* The problem
Give every line of the data again, unchanged, but with no pictures.

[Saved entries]
========================================

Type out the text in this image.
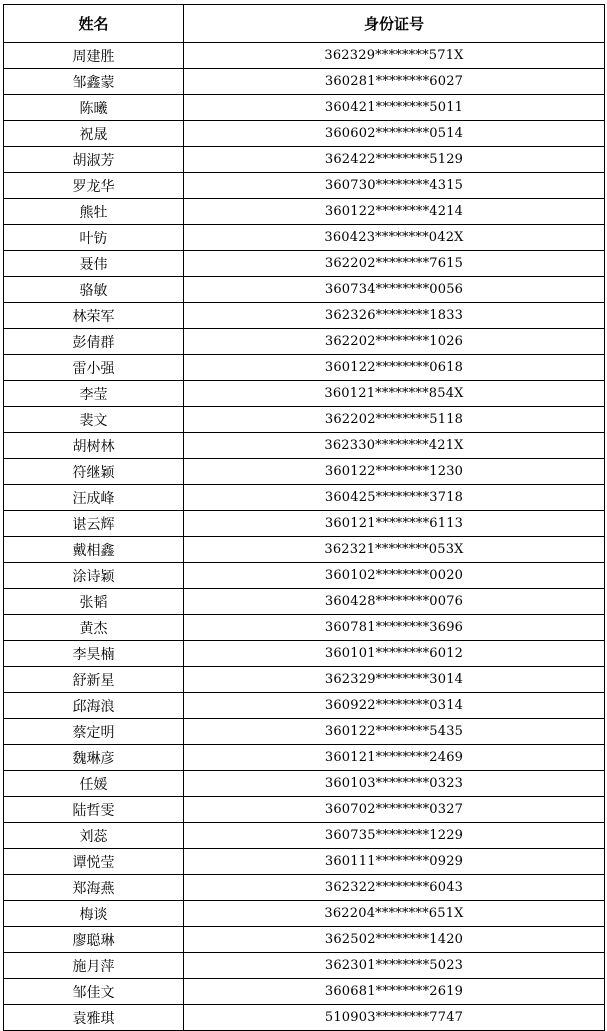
姓名	身份证号
周建胜	362329********571X
邹鑫蒙	360281********6027
陈曦	360421********5011
祝晟	360602********0514
胡淑芳	362422********5129
罗龙华	360730********4315
熊牡	360122********4214
叶钫	360423********042X
聂伟	362202********7615
骆敏	360734********0056
林荣军	362326********1833
彭倩群	362202********1026
雷小强	360122********0618
李莹	360121********854X
裴文	362202********5118
胡树林	362330********421X
符继颖	360122********1230
汪成峰	360425********3718
谌云辉	360121********6113
戴相鑫	362321********053X
涂诗颖	360102********0020
张韬	360428********0076
黄杰	360781********3696
李昊楠	360101********6012
舒新星	362329********3014
邱海浪	360922********0314
蔡定明	360122********5435
魏琳彦	360121********2469
任媛	360103********0323
陆哲雯	360702********0327
刘蕊	360735********1229
谭悦莹	360111********0929
郑海燕	362322********6043
梅谈	362204********651X
廖聪琳	362502********1420
施月萍	362301********5023
邹佳文	360681********2619
袁雅琪	510903********7747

========================================

* Task solution
Type out the text in this image.
姓名	身份证号
周建胜	362329********571X
邹鑫蒙	360281********6027
陈曦	360421********5011
祝晟	360602********0514
胡淑芳	362422********5129
罗龙华	360730********4315
熊牡	360122********4214
叶钫	360423********042X
聂伟	362202********7615
骆敏	360734********0056
林荣军	362326********1833
彭倩群	362202********1026
雷小强	360122********0618
李莹	360121********854X
裴文	362202********5118
胡树林	362330********421X
符继颖	360122********1230
汪成峰	360425********3718
谌云辉	360121********6113
戴相鑫	362321********053X
涂诗颖	360102********0020
张韬	360428********0076
黄杰	360781********3696
李昊楠	360101********6012
舒新星	362329********3014
邱海浪	360922********0314
蔡定明	360122********5435
魏琳彦	360121********2469
任媛	360103********0323
陆哲雯	360702********0327
刘蕊	360735********1229
谭悦莹	360111********0929
郑海燕	362322********6043
梅谈	362204********651X
廖聪琳	362502********1420
施月萍	362301********5023
邹佳文	360681********2619
袁雅琪	510903********7747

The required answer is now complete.